Return the complete listing that follows, with each line reproduced exactly.

» **DATA PROVIDED**
---*---

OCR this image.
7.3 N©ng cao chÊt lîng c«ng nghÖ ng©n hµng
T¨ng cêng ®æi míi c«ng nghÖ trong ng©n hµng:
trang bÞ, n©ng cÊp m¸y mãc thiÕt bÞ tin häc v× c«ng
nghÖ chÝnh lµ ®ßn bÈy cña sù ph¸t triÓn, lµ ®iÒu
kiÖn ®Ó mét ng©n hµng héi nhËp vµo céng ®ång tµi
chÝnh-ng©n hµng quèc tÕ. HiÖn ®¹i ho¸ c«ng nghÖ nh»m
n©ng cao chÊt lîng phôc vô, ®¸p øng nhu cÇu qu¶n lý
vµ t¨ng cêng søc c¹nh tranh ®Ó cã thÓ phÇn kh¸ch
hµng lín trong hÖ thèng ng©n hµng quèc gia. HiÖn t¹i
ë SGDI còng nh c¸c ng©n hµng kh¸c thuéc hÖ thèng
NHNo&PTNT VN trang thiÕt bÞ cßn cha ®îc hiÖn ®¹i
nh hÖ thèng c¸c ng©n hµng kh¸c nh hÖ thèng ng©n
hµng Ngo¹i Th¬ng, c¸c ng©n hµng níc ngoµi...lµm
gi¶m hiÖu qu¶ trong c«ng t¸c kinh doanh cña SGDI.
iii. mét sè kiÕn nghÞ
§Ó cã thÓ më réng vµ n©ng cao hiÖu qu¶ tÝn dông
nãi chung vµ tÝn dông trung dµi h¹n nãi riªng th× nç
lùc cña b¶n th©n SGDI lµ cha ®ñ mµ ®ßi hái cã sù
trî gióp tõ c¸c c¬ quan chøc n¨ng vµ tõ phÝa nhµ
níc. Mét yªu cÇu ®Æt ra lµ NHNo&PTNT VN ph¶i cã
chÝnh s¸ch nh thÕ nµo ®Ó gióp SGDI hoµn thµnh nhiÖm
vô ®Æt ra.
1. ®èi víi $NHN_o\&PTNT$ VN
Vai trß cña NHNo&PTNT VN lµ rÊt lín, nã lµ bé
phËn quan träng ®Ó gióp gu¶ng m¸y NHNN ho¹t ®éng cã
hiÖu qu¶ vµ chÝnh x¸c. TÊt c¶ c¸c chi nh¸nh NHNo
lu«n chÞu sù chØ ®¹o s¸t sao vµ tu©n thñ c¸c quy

---*---

» **THE ANSWER**
OCR this image.
7.3 N©ng cao chÊt lîng c«ng nghÖ ng©n hµng
T¨ng cêng ®æi míi c«ng nghÖ trong ng©n hµng:
trang bÞ, n©ng cÊp m¸y mãc thiÕt bÞ tin häc v× c«ng
nghÖ chÝnh lµ ®ßn bÈy cña sù ph¸t triÓn, lµ ®iÒu
kiÖn ®Ó mét ng©n hµng héi nhËp vµo céng ®ång tµi
chÝnh-ng©n hµng quèc tÕ. HiÖn ®¹i ho¸ c«ng nghÖ nh»m
n©ng cao chÊt lîng phôc vô, ®¸p øng nhu cÇu qu¶n lý
vµ t¨ng cêng søc c¹nh tranh ®Ó cã thÓ phÇn kh¸ch
hµng lín trong hÖ thèng ng©n hµng quèc gia. HiÖn t¹i
ë SGDI còng nh c¸c ng©n hµng kh¸c thuéc hÖ thèng
NHNo&PTNT VN trang thiÕt bÞ cßn cha ®îc hiÖn ®¹i
nh hÖ thèng c¸c ng©n hµng kh¸c nh hÖ thèng ng©n
hµng Ngo¹i Th¬ng, c¸c ng©n hµng níc ngoµi...lµm
gi¶m hiÖu qu¶ trong c«ng t¸c kinh doanh cña SGDI.
iii. mét sè kiÕn nghÞ
§Ó cã thÓ më réng vµ n©ng cao hiÖu qu¶ tÝn dông
nãi chung vµ tÝn dông trung dµi h¹n nãi riªng th× nç
lùc cña b¶n th©n SGDI lµ cha ®ñ mµ ®ßi hái cã sù
trî gióp tõ c¸c c¬ quan chøc n¨ng vµ tõ phÝa nhµ
níc. Mét yªu cÇu ®Æt ra lµ NHNo&PTNT VN ph¶i cã
chÝnh s¸ch nh thÕ nµo ®Ó gióp SGDI hoµn thµnh nhiÖm
vô ®Æt ra.
1. ®èi víi $NHN_o\&PTNT$ VN
Vai trß cña NHNo&PTNT VN lµ rÊt lín, nã lµ bé
phËn quan träng ®Ó gióp gu¶ng m¸y NHNN ho¹t ®éng cã
hiÖu qu¶ vµ chÝnh x¸c. TÊt c¶ c¸c chi nh¸nh NHNo
lu«n chÞu sù chØ ®¹o s¸t sao vµ tu©n thñ c¸c quy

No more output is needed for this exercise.